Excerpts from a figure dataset
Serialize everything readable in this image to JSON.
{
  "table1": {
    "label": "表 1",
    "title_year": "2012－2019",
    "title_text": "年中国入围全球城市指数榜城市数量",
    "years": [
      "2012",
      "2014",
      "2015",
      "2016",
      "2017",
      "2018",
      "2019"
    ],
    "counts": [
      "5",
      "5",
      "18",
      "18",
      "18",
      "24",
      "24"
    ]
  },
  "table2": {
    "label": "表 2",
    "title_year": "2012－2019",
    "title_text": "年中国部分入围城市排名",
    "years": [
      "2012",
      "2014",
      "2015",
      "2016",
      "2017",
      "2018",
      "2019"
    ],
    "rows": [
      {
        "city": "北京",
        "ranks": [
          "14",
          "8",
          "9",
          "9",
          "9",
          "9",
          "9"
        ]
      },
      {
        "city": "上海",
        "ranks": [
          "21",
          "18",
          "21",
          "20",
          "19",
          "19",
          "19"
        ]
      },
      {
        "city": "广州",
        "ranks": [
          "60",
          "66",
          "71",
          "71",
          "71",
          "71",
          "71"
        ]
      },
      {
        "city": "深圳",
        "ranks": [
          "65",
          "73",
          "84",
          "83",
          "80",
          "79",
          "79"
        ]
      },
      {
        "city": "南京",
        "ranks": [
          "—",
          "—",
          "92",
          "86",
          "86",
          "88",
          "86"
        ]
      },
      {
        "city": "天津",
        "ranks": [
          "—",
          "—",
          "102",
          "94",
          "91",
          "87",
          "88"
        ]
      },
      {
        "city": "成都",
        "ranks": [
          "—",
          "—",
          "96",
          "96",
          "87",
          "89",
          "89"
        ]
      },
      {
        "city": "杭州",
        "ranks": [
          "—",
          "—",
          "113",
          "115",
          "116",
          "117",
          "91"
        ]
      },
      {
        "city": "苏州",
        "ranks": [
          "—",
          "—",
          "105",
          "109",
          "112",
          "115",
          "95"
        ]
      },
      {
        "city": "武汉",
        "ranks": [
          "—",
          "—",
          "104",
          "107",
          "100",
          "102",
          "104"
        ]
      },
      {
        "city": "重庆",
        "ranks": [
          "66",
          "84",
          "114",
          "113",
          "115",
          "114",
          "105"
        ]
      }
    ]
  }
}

* [TASK DETAILS] Using the listing above, state the number of lines that hold "city", with no other text.

* [FINISHED ANSWER] 11